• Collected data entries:
******************************

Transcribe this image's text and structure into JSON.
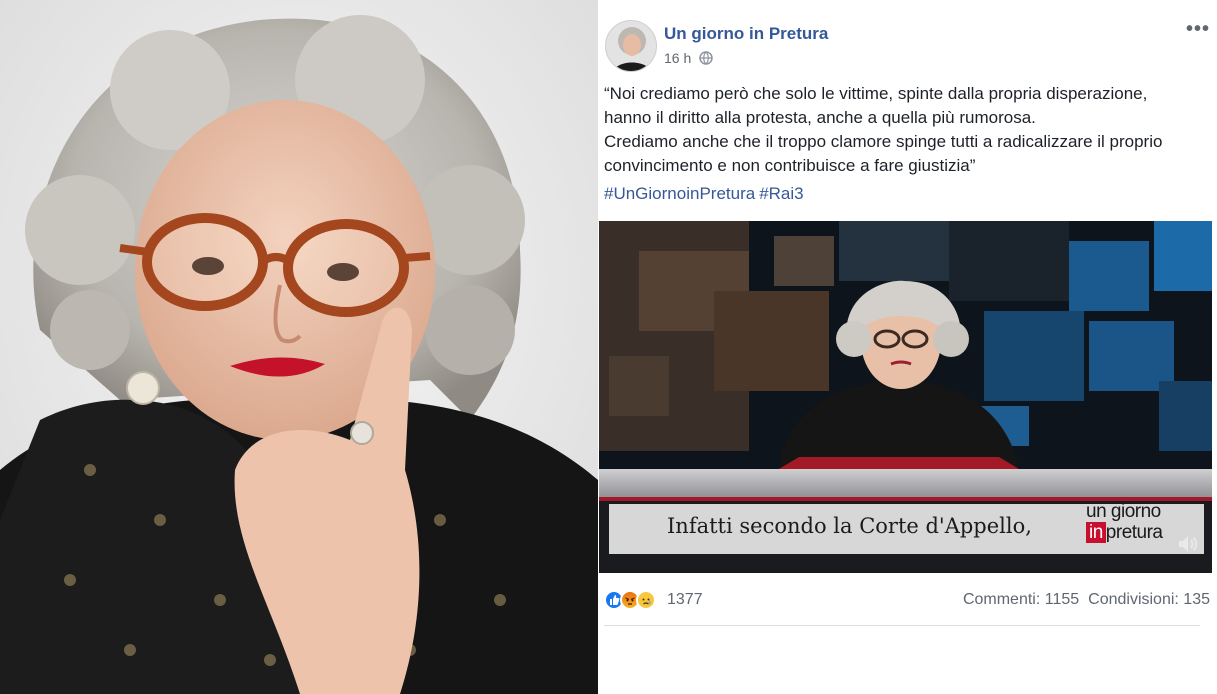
{
  "post": {
    "page_name": "Un giorno in Pretura",
    "timestamp": "16 h",
    "more_label": "•••",
    "text_lines": [
      "“Noi crediamo però che solo le vittime, spinte dalla propria disperazione,",
      "hanno il diritto alla protesta, anche a quella più rumorosa.",
      "Crediamo anche che il troppo clamore spinge tutti a radicalizzare il proprio",
      "convincimento e non contribuisce a fare giustizia”"
    ],
    "hashtags": [
      "#UnGiornoinPretura",
      "#Rai3"
    ]
  },
  "video": {
    "subtitle": "Infatti secondo la Corte d'Appello,",
    "logo_line1": "un giorno",
    "logo_in": "in",
    "logo_line2_rest": "pretura"
  },
  "engagement": {
    "reaction_count": "1377",
    "comments_label": "Commenti: 1155",
    "shares_label": "Condivisioni: 135"
  },
  "colors": {
    "link_blue": "#365899",
    "text": "#1d2129",
    "meta_grey": "#606770",
    "logo_red": "#c8102e"
  },
  "icons": [
    "globe-icon",
    "more-icon",
    "like-icon",
    "angry-icon",
    "sad-icon",
    "volume-icon"
  ]
}
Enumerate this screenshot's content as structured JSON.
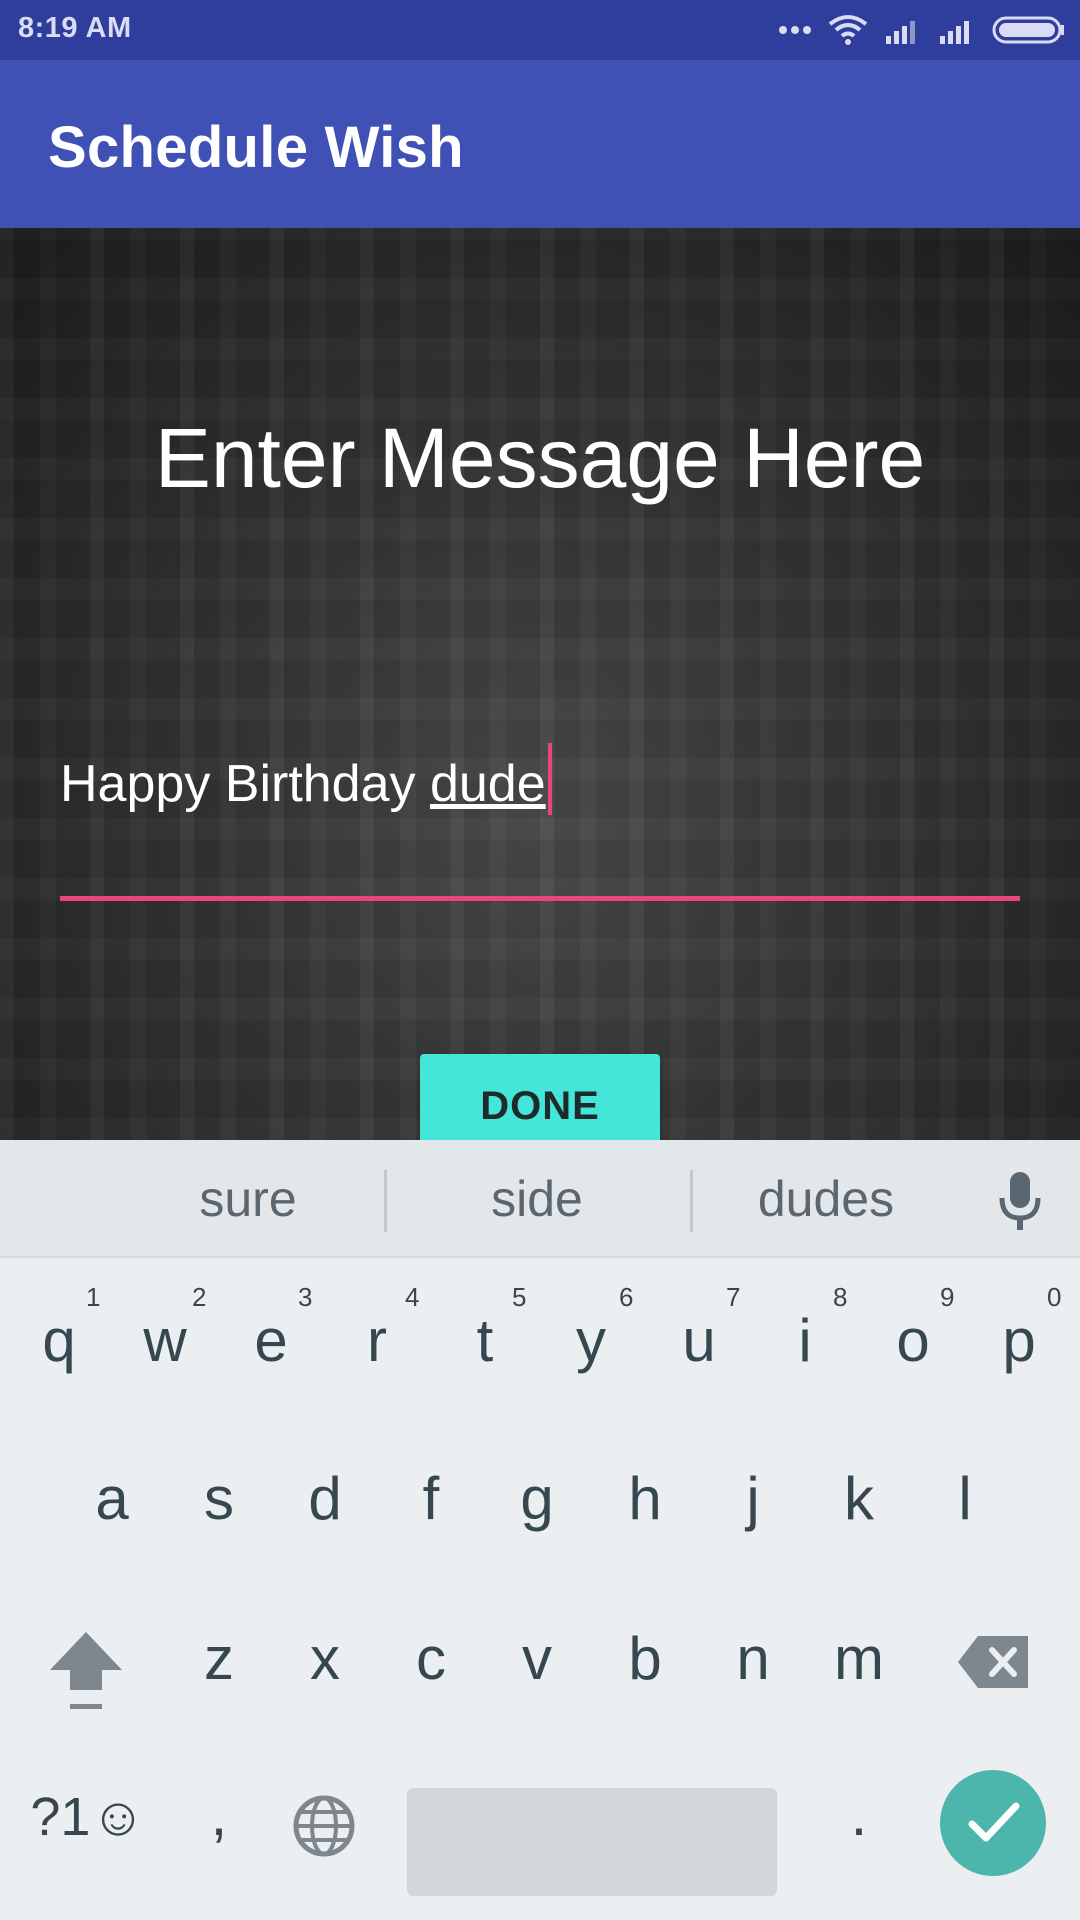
{
  "status_bar": {
    "time": "8:19 AM"
  },
  "app_bar": {
    "title": "Schedule Wish"
  },
  "main": {
    "heading": "Enter Message Here",
    "message": {
      "value_plain": "Happy Birthday ",
      "value_composing": "dude"
    },
    "done_label": "DONE",
    "accent_color": "#e8467c",
    "button_color": "#45e6d9"
  },
  "keyboard": {
    "suggestions": [
      "sure",
      "side",
      "dudes"
    ],
    "row1": [
      "q",
      "w",
      "e",
      "r",
      "t",
      "y",
      "u",
      "i",
      "o",
      "p"
    ],
    "row1_hints": [
      "1",
      "2",
      "3",
      "4",
      "5",
      "6",
      "7",
      "8",
      "9",
      "0"
    ],
    "row2": [
      "a",
      "s",
      "d",
      "f",
      "g",
      "h",
      "j",
      "k",
      "l"
    ],
    "row3": [
      "z",
      "x",
      "c",
      "v",
      "b",
      "n",
      "m"
    ],
    "symbols_label": "?1☺",
    "comma_label": ",",
    "period_label": "."
  },
  "icons": [
    "more-dots-icon",
    "wifi-icon",
    "signal-icon",
    "battery-icon",
    "mic-icon",
    "shift-icon",
    "backspace-icon",
    "globe-icon",
    "checkmark-icon"
  ]
}
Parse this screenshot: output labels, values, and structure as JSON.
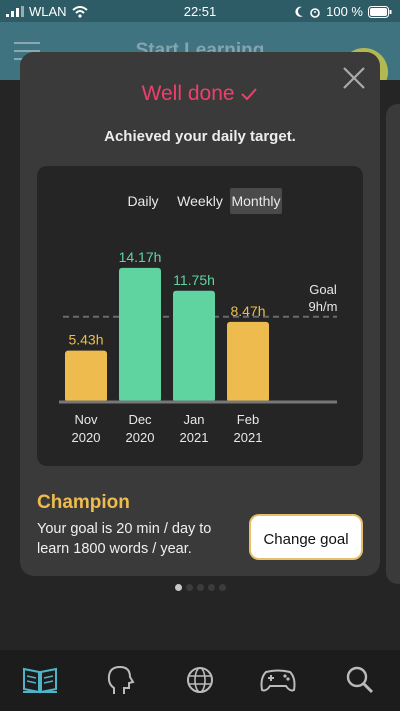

******************************

• What is needed: Reproduce each line exactly as it appears, omitting the pictures.

• Completed exercise:
Transcribe this image's text and structure into JSON.
{
  "post": {
    "page_name": "Un giorno in Pretura",
    "timestamp": "16 h",
    "more_label": "•••",
    "text_lines": [
      "“Noi crediamo però che solo le vittime, spinte dalla propria disperazione,",
      "hanno il diritto alla protesta, anche a quella più rumorosa.",
      "Crediamo anche che il troppo clamore spinge tutti a radicalizzare il proprio",
      "convincimento e non contribuisce a fare giustizia”"
    ],
    "hashtags": [
      "#UnGiornoinPretura",
      "#Rai3"
    ]
  },
  "video": {
    "subtitle": "Infatti secondo la Corte d'Appello,",
    "logo_line1": "un giorno",
    "logo_in": "in",
    "logo_line2_rest": "pretura"
  },
  "engagement": {
    "reaction_count": "1377",
    "comments_label": "Commenti: 1155",
    "shares_label": "Condivisioni: 135"
  },
  "colors": {
    "link_blue": "#365899",
    "text": "#1d2129",
    "meta_grey": "#606770",
    "logo_red": "#c8102e"
  },
  "icons": [
    "globe-icon",
    "more-icon",
    "like-icon",
    "angry-icon",
    "sad-icon",
    "volume-icon"
  ]
}
Enumerate this screenshot's content as structured JSON.
{
  "status_bar": {
    "time": "8:19 AM"
  },
  "app_bar": {
    "title": "Schedule Wish"
  },
  "main": {
    "heading": "Enter Message Here",
    "message": {
      "value_plain": "Happy Birthday ",
      "value_composing": "dude"
    },
    "done_label": "DONE",
    "accent_color": "#e8467c",
    "button_color": "#45e6d9"
  },
  "keyboard": {
    "suggestions": [
      "sure",
      "side",
      "dudes"
    ],
    "row1": [
      "q",
      "w",
      "e",
      "r",
      "t",
      "y",
      "u",
      "i",
      "o",
      "p"
    ],
    "row1_hints": [
      "1",
      "2",
      "3",
      "4",
      "5",
      "6",
      "7",
      "8",
      "9",
      "0"
    ],
    "row2": [
      "a",
      "s",
      "d",
      "f",
      "g",
      "h",
      "j",
      "k",
      "l"
    ],
    "row3": [
      "z",
      "x",
      "c",
      "v",
      "b",
      "n",
      "m"
    ],
    "symbols_label": "?1☺",
    "comma_label": ",",
    "period_label": "."
  },
  "icons": [
    "more-dots-icon",
    "wifi-icon",
    "signal-icon",
    "battery-icon",
    "mic-icon",
    "shift-icon",
    "backspace-icon",
    "globe-icon",
    "checkmark-icon"
  ]
}
Parse this screenshot: output labels, values, and structure as JSON.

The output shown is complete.